* Prompt *
You are to retype all of the data exactly as it appears.

(Collection entries)
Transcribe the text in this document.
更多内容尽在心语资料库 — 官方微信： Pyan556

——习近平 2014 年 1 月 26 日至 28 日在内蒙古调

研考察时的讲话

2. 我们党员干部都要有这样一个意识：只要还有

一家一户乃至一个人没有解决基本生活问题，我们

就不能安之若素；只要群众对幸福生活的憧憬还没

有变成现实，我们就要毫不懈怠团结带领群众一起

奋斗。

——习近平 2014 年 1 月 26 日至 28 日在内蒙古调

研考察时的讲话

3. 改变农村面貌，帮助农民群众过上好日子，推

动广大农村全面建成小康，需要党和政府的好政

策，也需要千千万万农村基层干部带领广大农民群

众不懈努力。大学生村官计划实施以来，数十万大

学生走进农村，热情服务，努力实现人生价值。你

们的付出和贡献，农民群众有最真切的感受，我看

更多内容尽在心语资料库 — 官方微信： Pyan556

* The solution *
Transcribe the text in this document.
更多内容尽在心语资料库 — 官方微信： Pyan556

——习近平 2014 年 1 月 26 日至 28 日在内蒙古调

研考察时的讲话

2. 我们党员干部都要有这样一个意识：只要还有

一家一户乃至一个人没有解决基本生活问题，我们

就不能安之若素；只要群众对幸福生活的憧憬还没

有变成现实，我们就要毫不懈怠团结带领群众一起

奋斗。

——习近平 2014 年 1 月 26 日至 28 日在内蒙古调

研考察时的讲话

3. 改变农村面貌，帮助农民群众过上好日子，推

动广大农村全面建成小康，需要党和政府的好政

策，也需要千千万万农村基层干部带领广大农民群

众不懈努力。大学生村官计划实施以来，数十万大

学生走进农村，热情服务，努力实现人生价值。你

们的付出和贡献，农民群众有最真切的感受，我看

更多内容尽在心语资料库 — 官方微信： Pyan556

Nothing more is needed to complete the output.